Given task:
Copy out all lines that carry the word "persino".

(Data entries)
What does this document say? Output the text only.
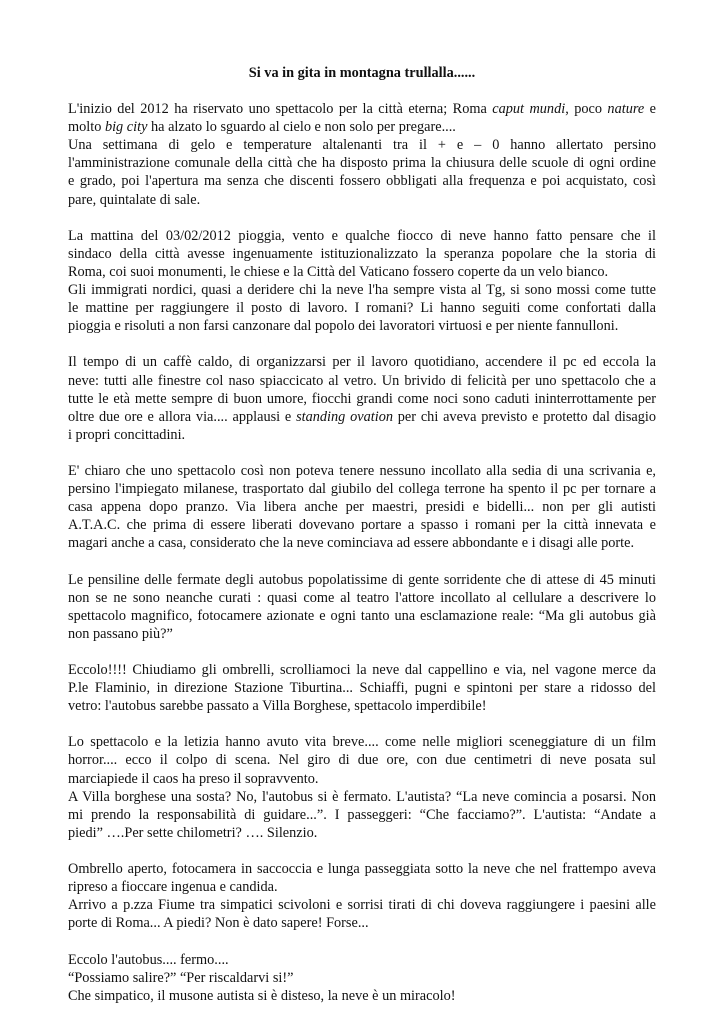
Si va in gita in montagna trullalla......
L'inizio del 2012 ha riservato uno spettacolo per la città eterna; Roma caput mundi, poco nature e
molto big city ha alzato lo sguardo al cielo e non solo per pregare....
Una settimana di gelo e temperature altalenanti tra il + e – 0 hanno allertato persino
l'amministrazione comunale della città che ha disposto prima la chiusura delle scuole di ogni ordine
e grado, poi l'apertura ma senza che discenti fossero obbligati alla frequenza e poi acquistato, così
pare, quintalate di sale.
La mattina del 03/02/2012 pioggia, vento e qualche fiocco di neve hanno fatto pensare che il
sindaco della città avesse ingenuamente istituzionalizzato la speranza popolare che la storia di
Roma, coi suoi monumenti, le chiese e la Città del Vaticano fossero coperte da un velo bianco.
Gli immigrati nordici, quasi a deridere chi la neve l'ha sempre vista al Tg, si sono mossi come tutte
le mattine per raggiungere il posto di lavoro. I romani? Li hanno seguiti come confortati dalla
pioggia e risoluti a non farsi canzonare dal popolo dei lavoratori virtuosi e per niente fannulloni.
Il tempo di un caffè caldo, di organizzarsi per il lavoro quotidiano, accendere il pc ed eccola la
neve: tutti alle finestre col naso spiaccicato al vetro. Un brivido di felicità per uno spettacolo che a
tutte le età mette sempre di buon umore, fiocchi grandi come noci sono caduti ininterrottamente per
oltre due ore e allora via.... applausi e standing ovation per chi aveva previsto e protetto dal disagio
i propri concittadini.
E' chiaro che uno spettacolo così non poteva tenere nessuno incollato alla sedia di una scrivania e,
persino l'impiegato milanese, trasportato dal giubilo del collega terrone ha spento il pc per tornare a
casa appena dopo pranzo. Via libera anche per maestri, presidi e bidelli... non per gli autisti
A.T.A.C. che prima di essere liberati dovevano portare a spasso i romani per la città innevata e
magari anche a casa, considerato che la neve cominciava ad essere abbondante e i disagi alle porte.
Le pensiline delle fermate degli autobus popolatissime di gente sorridente che di attese di 45 minuti
non se ne sono neanche curati : quasi come al teatro l'attore incollato al cellulare a descrivere lo
spettacolo magnifico, fotocamere azionate e ogni tanto una esclamazione reale: “Ma gli autobus già
non passano più?”
Eccolo!!!! Chiudiamo gli ombrelli, scrolliamoci la neve dal cappellino e via, nel vagone merce da
P.le Flaminio, in direzione Stazione Tiburtina... Schiaffi, pugni e spintoni per stare a ridosso del
vetro: l'autobus sarebbe passato a Villa Borghese, spettacolo imperdibile!
Lo spettacolo e la letizia hanno avuto vita breve.... come nelle migliori sceneggiature di un film
horror.... ecco il colpo di scena. Nel giro di due ore, con due centimetri di neve posata sul
marciapiede il caos ha preso il sopravvento.
A Villa borghese una sosta? No, l'autobus si è fermato. L'autista? “La neve comincia a posarsi. Non
mi prendo la responsabilità di guidare...”. I passeggeri: “Che facciamo?”. L'autista: “Andate a
piedi” ….Per sette chilometri? …. Silenzio.
Ombrello aperto, fotocamera in saccoccia e lunga passeggiata sotto la neve che nel frattempo aveva
ripreso a fioccare ingenua e candida.
Arrivo a p.zza Fiume tra simpatici scivoloni e sorrisi tirati di chi doveva raggiungere i paesini alle
porte di Roma... A piedi? Non è dato sapere! Forse...
Eccolo l'autobus.... fermo....
“Possiamo salire?” “Per riscaldarvi si!”
Che simpatico, il musone autista si è disteso, la neve è un miracolo!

Solution below:
Una settimana di gelo e temperature altalenanti tra il + e – 0 hanno allertato persino
persino l'impiegato milanese, trasportato dal giubilo del collega terrone ha spento il pc per tornare a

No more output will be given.